Start of Given records

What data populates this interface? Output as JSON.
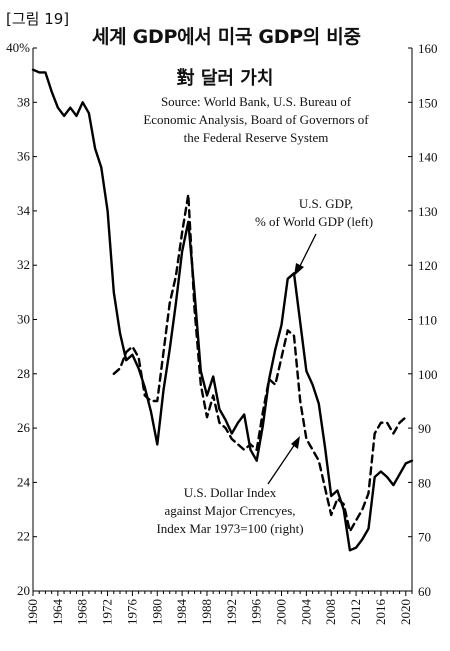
{
  "figure": {
    "label": "[그림 19]",
    "title": "세계 GDP에서 미국 GDP의 비중",
    "subtitle": "對 달러 가치"
  },
  "chart_data": {
    "type": "line",
    "title": "세계 GDP에서 미국 GDP의 비중 對 달러 가치",
    "source": [
      "Source: World Bank, U.S. Bureau of",
      "Economic Analysis, Board of Governors of",
      "the Federal Reserve System"
    ],
    "x_ticks": [
      "1960",
      "1964",
      "1968",
      "1972",
      "1976",
      "1980",
      "1984",
      "1988",
      "1992",
      "1996",
      "2000",
      "2004",
      "2008",
      "2012",
      "2016",
      "2020"
    ],
    "xlim": [
      1960,
      2021
    ],
    "y_left": {
      "ticks": [
        "40%",
        "38",
        "36",
        "34",
        "32",
        "30",
        "28",
        "26",
        "24",
        "22",
        "20"
      ],
      "ylim": [
        20,
        40
      ]
    },
    "y_right": {
      "ticks": [
        "160",
        "150",
        "140",
        "130",
        "120",
        "110",
        "100",
        "90",
        "80",
        "70",
        "60"
      ],
      "ylim": [
        60,
        160
      ]
    },
    "legend": "none",
    "grid": false,
    "series": [
      {
        "name": "U.S. GDP, % of World GDP (left)",
        "axis": "left",
        "style": "solid",
        "color": "#000000",
        "points": [
          [
            1960,
            39.2
          ],
          [
            1961,
            39.1
          ],
          [
            1962,
            39.1
          ],
          [
            1963,
            38.4
          ],
          [
            1964,
            37.8
          ],
          [
            1965,
            37.5
          ],
          [
            1966,
            37.8
          ],
          [
            1967,
            37.5
          ],
          [
            1968,
            38.0
          ],
          [
            1969,
            37.6
          ],
          [
            1970,
            36.3
          ],
          [
            1971,
            35.6
          ],
          [
            1972,
            34.0
          ],
          [
            1973,
            31.0
          ],
          [
            1974,
            29.5
          ],
          [
            1975,
            28.5
          ],
          [
            1976,
            28.7
          ],
          [
            1977,
            28.2
          ],
          [
            1978,
            27.5
          ],
          [
            1979,
            26.6
          ],
          [
            1980,
            25.4
          ],
          [
            1981,
            27.4
          ],
          [
            1982,
            28.9
          ],
          [
            1983,
            30.6
          ],
          [
            1984,
            32.5
          ],
          [
            1985,
            33.6
          ],
          [
            1986,
            31.0
          ],
          [
            1987,
            28.1
          ],
          [
            1988,
            27.2
          ],
          [
            1989,
            27.9
          ],
          [
            1990,
            26.7
          ],
          [
            1991,
            26.3
          ],
          [
            1992,
            25.8
          ],
          [
            1993,
            26.2
          ],
          [
            1994,
            26.5
          ],
          [
            1995,
            25.2
          ],
          [
            1996,
            24.8
          ],
          [
            1997,
            26.1
          ],
          [
            1998,
            27.8
          ],
          [
            1999,
            28.9
          ],
          [
            2000,
            29.8
          ],
          [
            2001,
            31.5
          ],
          [
            2002,
            31.7
          ],
          [
            2003,
            29.9
          ],
          [
            2004,
            28.1
          ],
          [
            2005,
            27.6
          ],
          [
            2006,
            26.9
          ],
          [
            2007,
            25.3
          ],
          [
            2008,
            23.5
          ],
          [
            2009,
            23.7
          ],
          [
            2010,
            23.0
          ],
          [
            2011,
            21.5
          ],
          [
            2012,
            21.6
          ],
          [
            2013,
            21.9
          ],
          [
            2014,
            22.3
          ],
          [
            2015,
            24.2
          ],
          [
            2016,
            24.4
          ],
          [
            2017,
            24.2
          ],
          [
            2018,
            23.9
          ],
          [
            2019,
            24.3
          ],
          [
            2020,
            24.7
          ],
          [
            2021,
            24.8
          ]
        ]
      },
      {
        "name": "U.S. Dollar Index against Major Crrencyes, Index Mar 1973=100 (right)",
        "axis": "right",
        "style": "dashed",
        "color": "#000000",
        "points": [
          [
            1973,
            100
          ],
          [
            1974,
            101
          ],
          [
            1975,
            104
          ],
          [
            1976,
            105
          ],
          [
            1977,
            103
          ],
          [
            1978,
            96
          ],
          [
            1979,
            95
          ],
          [
            1980,
            95
          ],
          [
            1981,
            104
          ],
          [
            1982,
            113
          ],
          [
            1983,
            118
          ],
          [
            1984,
            126
          ],
          [
            1985,
            133
          ],
          [
            1986,
            112
          ],
          [
            1987,
            98
          ],
          [
            1988,
            92
          ],
          [
            1989,
            96
          ],
          [
            1990,
            91
          ],
          [
            1991,
            90
          ],
          [
            1992,
            88
          ],
          [
            1993,
            87
          ],
          [
            1994,
            86
          ],
          [
            1995,
            87
          ],
          [
            1996,
            86
          ],
          [
            1997,
            93
          ],
          [
            1998,
            99
          ],
          [
            1999,
            98
          ],
          [
            2000,
            103
          ],
          [
            2001,
            108
          ],
          [
            2002,
            107
          ],
          [
            2003,
            95
          ],
          [
            2004,
            88
          ],
          [
            2005,
            86
          ],
          [
            2006,
            84
          ],
          [
            2007,
            79
          ],
          [
            2008,
            74
          ],
          [
            2009,
            77
          ],
          [
            2010,
            76
          ],
          [
            2011,
            71
          ],
          [
            2012,
            73
          ],
          [
            2013,
            75
          ],
          [
            2014,
            78
          ],
          [
            2015,
            89
          ],
          [
            2016,
            91
          ],
          [
            2017,
            91
          ],
          [
            2018,
            89
          ],
          [
            2019,
            91
          ],
          [
            2020,
            92
          ]
        ]
      }
    ],
    "annotations": [
      {
        "target": "series-0",
        "lines": [
          "U.S. GDP,",
          "% of World GDP (left)"
        ]
      },
      {
        "target": "series-1",
        "lines": [
          "U.S. Dollar Index",
          "against Major Crrencyes,",
          "Index Mar 1973=100 (right)"
        ]
      }
    ]
  }
}
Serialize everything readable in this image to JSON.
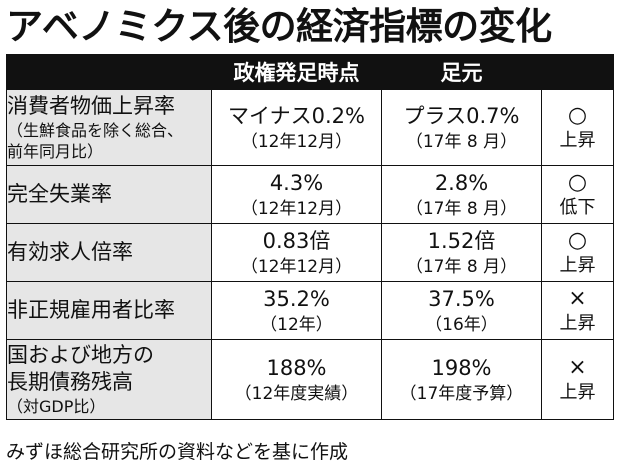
{
  "title": "アベノミクス後の経済指標の変化",
  "table": {
    "headers": [
      "",
      "政権発足時点",
      "足元",
      ""
    ],
    "rows": [
      {
        "label_lines": [
          "消費者物価上昇率",
          "（生鮮食品を除く総合、",
          "前年同月比）"
        ],
        "then_value": "マイナス0.2%",
        "then_date": "（12年12月）",
        "now_value": "プラス0.7%",
        "now_date": "（17年 8 月）",
        "mark": "○",
        "trend": "上昇"
      },
      {
        "label_lines": [
          "完全失業率"
        ],
        "then_value": "4.3%",
        "then_date": "（12年12月）",
        "now_value": "2.8%",
        "now_date": "（17年 8 月）",
        "mark": "○",
        "trend": "低下"
      },
      {
        "label_lines": [
          "有効求人倍率"
        ],
        "then_value": "0.83倍",
        "then_date": "（12年12月）",
        "now_value": "1.52倍",
        "now_date": "（17年 8 月）",
        "mark": "○",
        "trend": "上昇"
      },
      {
        "label_lines": [
          "非正規雇用者比率"
        ],
        "then_value": "35.2%",
        "then_date": "（12年）",
        "now_value": "37.5%",
        "now_date": "（16年）",
        "mark": "×",
        "trend": "上昇"
      },
      {
        "label_lines": [
          "国および地方の",
          "長期債務残高",
          "（対GDP比）"
        ],
        "then_value": "188%",
        "then_date": "（12年度実績）",
        "now_value": "198%",
        "now_date": "（17年度予算）",
        "mark": "×",
        "trend": "上昇"
      }
    ]
  },
  "footer": "みずほ総合研究所の資料などを基に作成"
}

End of Given records

**Short exercise**
Retype the entries word for word. Omit any images.

**Written solution**
What data populates this interface? Output as JSON.
{
  "figure": {
    "label": "[그림 19]",
    "title": "세계 GDP에서 미국 GDP의 비중",
    "subtitle": "對 달러 가치"
  },
  "chart_data": {
    "type": "line",
    "title": "세계 GDP에서 미국 GDP의 비중 對 달러 가치",
    "source": [
      "Source: World Bank, U.S. Bureau of",
      "Economic Analysis, Board of Governors of",
      "the Federal Reserve System"
    ],
    "x_ticks": [
      "1960",
      "1964",
      "1968",
      "1972",
      "1976",
      "1980",
      "1984",
      "1988",
      "1992",
      "1996",
      "2000",
      "2004",
      "2008",
      "2012",
      "2016",
      "2020"
    ],
    "xlim": [
      1960,
      2021
    ],
    "y_left": {
      "ticks": [
        "40%",
        "38",
        "36",
        "34",
        "32",
        "30",
        "28",
        "26",
        "24",
        "22",
        "20"
      ],
      "ylim": [
        20,
        40
      ]
    },
    "y_right": {
      "ticks": [
        "160",
        "150",
        "140",
        "130",
        "120",
        "110",
        "100",
        "90",
        "80",
        "70",
        "60"
      ],
      "ylim": [
        60,
        160
      ]
    },
    "legend": "none",
    "grid": false,
    "series": [
      {
        "name": "U.S. GDP, % of World GDP (left)",
        "axis": "left",
        "style": "solid",
        "color": "#000000",
        "points": [
          [
            1960,
            39.2
          ],
          [
            1961,
            39.1
          ],
          [
            1962,
            39.1
          ],
          [
            1963,
            38.4
          ],
          [
            1964,
            37.8
          ],
          [
            1965,
            37.5
          ],
          [
            1966,
            37.8
          ],
          [
            1967,
            37.5
          ],
          [
            1968,
            38.0
          ],
          [
            1969,
            37.6
          ],
          [
            1970,
            36.3
          ],
          [
            1971,
            35.6
          ],
          [
            1972,
            34.0
          ],
          [
            1973,
            31.0
          ],
          [
            1974,
            29.5
          ],
          [
            1975,
            28.5
          ],
          [
            1976,
            28.7
          ],
          [
            1977,
            28.2
          ],
          [
            1978,
            27.5
          ],
          [
            1979,
            26.6
          ],
          [
            1980,
            25.4
          ],
          [
            1981,
            27.4
          ],
          [
            1982,
            28.9
          ],
          [
            1983,
            30.6
          ],
          [
            1984,
            32.5
          ],
          [
            1985,
            33.6
          ],
          [
            1986,
            31.0
          ],
          [
            1987,
            28.1
          ],
          [
            1988,
            27.2
          ],
          [
            1989,
            27.9
          ],
          [
            1990,
            26.7
          ],
          [
            1991,
            26.3
          ],
          [
            1992,
            25.8
          ],
          [
            1993,
            26.2
          ],
          [
            1994,
            26.5
          ],
          [
            1995,
            25.2
          ],
          [
            1996,
            24.8
          ],
          [
            1997,
            26.1
          ],
          [
            1998,
            27.8
          ],
          [
            1999,
            28.9
          ],
          [
            2000,
            29.8
          ],
          [
            2001,
            31.5
          ],
          [
            2002,
            31.7
          ],
          [
            2003,
            29.9
          ],
          [
            2004,
            28.1
          ],
          [
            2005,
            27.6
          ],
          [
            2006,
            26.9
          ],
          [
            2007,
            25.3
          ],
          [
            2008,
            23.5
          ],
          [
            2009,
            23.7
          ],
          [
            2010,
            23.0
          ],
          [
            2011,
            21.5
          ],
          [
            2012,
            21.6
          ],
          [
            2013,
            21.9
          ],
          [
            2014,
            22.3
          ],
          [
            2015,
            24.2
          ],
          [
            2016,
            24.4
          ],
          [
            2017,
            24.2
          ],
          [
            2018,
            23.9
          ],
          [
            2019,
            24.3
          ],
          [
            2020,
            24.7
          ],
          [
            2021,
            24.8
          ]
        ]
      },
      {
        "name": "U.S. Dollar Index against Major Crrencyes, Index Mar 1973=100 (right)",
        "axis": "right",
        "style": "dashed",
        "color": "#000000",
        "points": [
          [
            1973,
            100
          ],
          [
            1974,
            101
          ],
          [
            1975,
            104
          ],
          [
            1976,
            105
          ],
          [
            1977,
            103
          ],
          [
            1978,
            96
          ],
          [
            1979,
            95
          ],
          [
            1980,
            95
          ],
          [
            1981,
            104
          ],
          [
            1982,
            113
          ],
          [
            1983,
            118
          ],
          [
            1984,
            126
          ],
          [
            1985,
            133
          ],
          [
            1986,
            112
          ],
          [
            1987,
            98
          ],
          [
            1988,
            92
          ],
          [
            1989,
            96
          ],
          [
            1990,
            91
          ],
          [
            1991,
            90
          ],
          [
            1992,
            88
          ],
          [
            1993,
            87
          ],
          [
            1994,
            86
          ],
          [
            1995,
            87
          ],
          [
            1996,
            86
          ],
          [
            1997,
            93
          ],
          [
            1998,
            99
          ],
          [
            1999,
            98
          ],
          [
            2000,
            103
          ],
          [
            2001,
            108
          ],
          [
            2002,
            107
          ],
          [
            2003,
            95
          ],
          [
            2004,
            88
          ],
          [
            2005,
            86
          ],
          [
            2006,
            84
          ],
          [
            2007,
            79
          ],
          [
            2008,
            74
          ],
          [
            2009,
            77
          ],
          [
            2010,
            76
          ],
          [
            2011,
            71
          ],
          [
            2012,
            73
          ],
          [
            2013,
            75
          ],
          [
            2014,
            78
          ],
          [
            2015,
            89
          ],
          [
            2016,
            91
          ],
          [
            2017,
            91
          ],
          [
            2018,
            89
          ],
          [
            2019,
            91
          ],
          [
            2020,
            92
          ]
        ]
      }
    ],
    "annotations": [
      {
        "target": "series-0",
        "lines": [
          "U.S. GDP,",
          "% of World GDP (left)"
        ]
      },
      {
        "target": "series-1",
        "lines": [
          "U.S. Dollar Index",
          "against Major Crrencyes,",
          "Index Mar 1973=100 (right)"
        ]
      }
    ]
  }
}
Serialize everything readable in this image to JSON.
{
  "title": "アベノミクス後の経済指標の変化",
  "table": {
    "headers": [
      "",
      "政権発足時点",
      "足元",
      ""
    ],
    "rows": [
      {
        "label_lines": [
          "消費者物価上昇率",
          "（生鮮食品を除く総合、",
          "前年同月比）"
        ],
        "then_value": "マイナス0.2%",
        "then_date": "（12年12月）",
        "now_value": "プラス0.7%",
        "now_date": "（17年 8 月）",
        "mark": "○",
        "trend": "上昇"
      },
      {
        "label_lines": [
          "完全失業率"
        ],
        "then_value": "4.3%",
        "then_date": "（12年12月）",
        "now_value": "2.8%",
        "now_date": "（17年 8 月）",
        "mark": "○",
        "trend": "低下"
      },
      {
        "label_lines": [
          "有効求人倍率"
        ],
        "then_value": "0.83倍",
        "then_date": "（12年12月）",
        "now_value": "1.52倍",
        "now_date": "（17年 8 月）",
        "mark": "○",
        "trend": "上昇"
      },
      {
        "label_lines": [
          "非正規雇用者比率"
        ],
        "then_value": "35.2%",
        "then_date": "（12年）",
        "now_value": "37.5%",
        "now_date": "（16年）",
        "mark": "×",
        "trend": "上昇"
      },
      {
        "label_lines": [
          "国および地方の",
          "長期債務残高",
          "（対GDP比）"
        ],
        "then_value": "188%",
        "then_date": "（12年度実績）",
        "now_value": "198%",
        "now_date": "（17年度予算）",
        "mark": "×",
        "trend": "上昇"
      }
    ]
  },
  "footer": "みずほ総合研究所の資料などを基に作成"
}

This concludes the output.